-- start --
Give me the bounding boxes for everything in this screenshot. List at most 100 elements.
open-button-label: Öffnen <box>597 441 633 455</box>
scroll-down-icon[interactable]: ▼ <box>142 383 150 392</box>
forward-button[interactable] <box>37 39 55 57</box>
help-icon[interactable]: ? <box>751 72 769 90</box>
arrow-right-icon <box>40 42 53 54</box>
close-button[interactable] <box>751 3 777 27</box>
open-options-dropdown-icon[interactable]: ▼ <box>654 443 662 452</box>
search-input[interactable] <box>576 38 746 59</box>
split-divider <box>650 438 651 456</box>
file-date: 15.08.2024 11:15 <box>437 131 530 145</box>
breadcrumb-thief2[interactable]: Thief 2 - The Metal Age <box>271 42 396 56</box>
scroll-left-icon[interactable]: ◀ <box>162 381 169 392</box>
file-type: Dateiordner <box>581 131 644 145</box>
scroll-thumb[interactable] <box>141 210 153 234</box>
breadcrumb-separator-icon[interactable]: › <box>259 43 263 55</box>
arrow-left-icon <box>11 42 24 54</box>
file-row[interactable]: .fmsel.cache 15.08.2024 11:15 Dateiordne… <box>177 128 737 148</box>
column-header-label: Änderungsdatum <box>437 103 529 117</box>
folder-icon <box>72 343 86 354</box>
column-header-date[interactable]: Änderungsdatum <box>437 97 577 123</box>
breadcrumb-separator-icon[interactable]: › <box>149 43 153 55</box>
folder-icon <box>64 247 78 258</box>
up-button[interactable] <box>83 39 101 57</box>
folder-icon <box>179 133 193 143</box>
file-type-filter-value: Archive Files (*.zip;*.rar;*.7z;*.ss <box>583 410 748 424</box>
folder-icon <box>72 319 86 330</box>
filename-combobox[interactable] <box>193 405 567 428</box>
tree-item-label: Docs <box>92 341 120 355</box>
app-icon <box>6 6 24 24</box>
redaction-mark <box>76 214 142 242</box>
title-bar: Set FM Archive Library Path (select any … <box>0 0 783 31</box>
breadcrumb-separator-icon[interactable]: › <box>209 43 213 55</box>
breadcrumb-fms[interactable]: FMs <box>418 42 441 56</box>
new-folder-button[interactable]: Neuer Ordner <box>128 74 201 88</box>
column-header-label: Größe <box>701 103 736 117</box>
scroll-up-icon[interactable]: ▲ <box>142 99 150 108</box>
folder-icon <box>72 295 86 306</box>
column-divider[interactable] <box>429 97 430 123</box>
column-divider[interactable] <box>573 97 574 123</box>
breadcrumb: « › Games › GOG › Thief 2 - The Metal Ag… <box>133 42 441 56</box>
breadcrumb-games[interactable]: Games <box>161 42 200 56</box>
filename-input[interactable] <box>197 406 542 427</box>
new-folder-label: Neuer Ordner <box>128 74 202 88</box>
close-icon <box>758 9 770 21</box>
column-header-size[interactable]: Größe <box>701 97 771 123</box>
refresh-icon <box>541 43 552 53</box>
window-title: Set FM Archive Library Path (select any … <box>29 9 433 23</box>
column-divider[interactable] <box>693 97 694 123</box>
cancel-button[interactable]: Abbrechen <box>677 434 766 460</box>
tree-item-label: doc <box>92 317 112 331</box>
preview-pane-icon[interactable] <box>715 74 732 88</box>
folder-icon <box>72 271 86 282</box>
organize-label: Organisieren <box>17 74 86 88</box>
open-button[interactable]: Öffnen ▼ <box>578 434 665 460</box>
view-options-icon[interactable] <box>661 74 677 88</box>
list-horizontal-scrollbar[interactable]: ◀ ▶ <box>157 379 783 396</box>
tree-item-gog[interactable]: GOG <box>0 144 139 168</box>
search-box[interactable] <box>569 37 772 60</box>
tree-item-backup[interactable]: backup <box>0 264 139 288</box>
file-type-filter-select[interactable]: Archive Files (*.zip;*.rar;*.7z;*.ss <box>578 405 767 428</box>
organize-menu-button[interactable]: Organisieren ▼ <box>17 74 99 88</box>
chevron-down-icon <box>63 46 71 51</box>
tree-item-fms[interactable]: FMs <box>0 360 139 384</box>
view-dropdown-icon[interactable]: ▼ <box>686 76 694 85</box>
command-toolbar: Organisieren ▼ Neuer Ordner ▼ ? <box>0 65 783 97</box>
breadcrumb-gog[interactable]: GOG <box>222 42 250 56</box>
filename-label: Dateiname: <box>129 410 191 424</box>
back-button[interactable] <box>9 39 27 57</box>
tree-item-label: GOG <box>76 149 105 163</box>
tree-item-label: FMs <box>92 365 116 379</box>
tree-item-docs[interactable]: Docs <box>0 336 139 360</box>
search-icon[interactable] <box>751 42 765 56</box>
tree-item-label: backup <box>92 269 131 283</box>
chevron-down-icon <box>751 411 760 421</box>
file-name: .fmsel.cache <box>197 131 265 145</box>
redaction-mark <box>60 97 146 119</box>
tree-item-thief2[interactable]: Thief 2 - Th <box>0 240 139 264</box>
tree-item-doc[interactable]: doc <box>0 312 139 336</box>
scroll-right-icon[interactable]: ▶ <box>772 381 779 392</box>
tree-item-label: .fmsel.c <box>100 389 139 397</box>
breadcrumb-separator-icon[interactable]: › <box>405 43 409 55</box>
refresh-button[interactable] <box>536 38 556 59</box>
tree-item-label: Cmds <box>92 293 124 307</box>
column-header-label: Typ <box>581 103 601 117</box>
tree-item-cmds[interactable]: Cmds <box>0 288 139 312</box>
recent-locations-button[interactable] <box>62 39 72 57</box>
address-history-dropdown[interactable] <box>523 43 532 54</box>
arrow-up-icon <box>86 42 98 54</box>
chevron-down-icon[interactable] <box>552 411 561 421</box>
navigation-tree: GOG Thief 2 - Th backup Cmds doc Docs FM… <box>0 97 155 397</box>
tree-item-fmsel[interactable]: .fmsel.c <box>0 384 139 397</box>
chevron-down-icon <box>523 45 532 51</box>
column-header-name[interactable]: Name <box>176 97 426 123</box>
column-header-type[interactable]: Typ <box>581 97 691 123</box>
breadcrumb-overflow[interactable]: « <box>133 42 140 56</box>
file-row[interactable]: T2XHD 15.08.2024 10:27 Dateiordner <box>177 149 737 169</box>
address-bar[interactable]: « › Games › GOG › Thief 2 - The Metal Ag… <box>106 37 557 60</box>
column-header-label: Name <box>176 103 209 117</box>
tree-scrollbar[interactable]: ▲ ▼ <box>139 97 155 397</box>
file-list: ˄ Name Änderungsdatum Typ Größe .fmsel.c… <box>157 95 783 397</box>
-- end --
**EXERCISE AIM:** Retype the material above word for word, from its first line down through the line containing "search-input[interactable] <box>576 38", including both of those lines.

**EXERCISE RESPONSE:**
Give me the bounding boxes for everything in this screenshot. List at most 100 elements.
open-button-label: Öffnen <box>597 441 633 455</box>
scroll-down-icon[interactable]: ▼ <box>142 383 150 392</box>
forward-button[interactable] <box>37 39 55 57</box>
help-icon[interactable]: ? <box>751 72 769 90</box>
arrow-right-icon <box>40 42 53 54</box>
close-button[interactable] <box>751 3 777 27</box>
open-options-dropdown-icon[interactable]: ▼ <box>654 443 662 452</box>
search-input[interactable] <box>576 38 746 59</box>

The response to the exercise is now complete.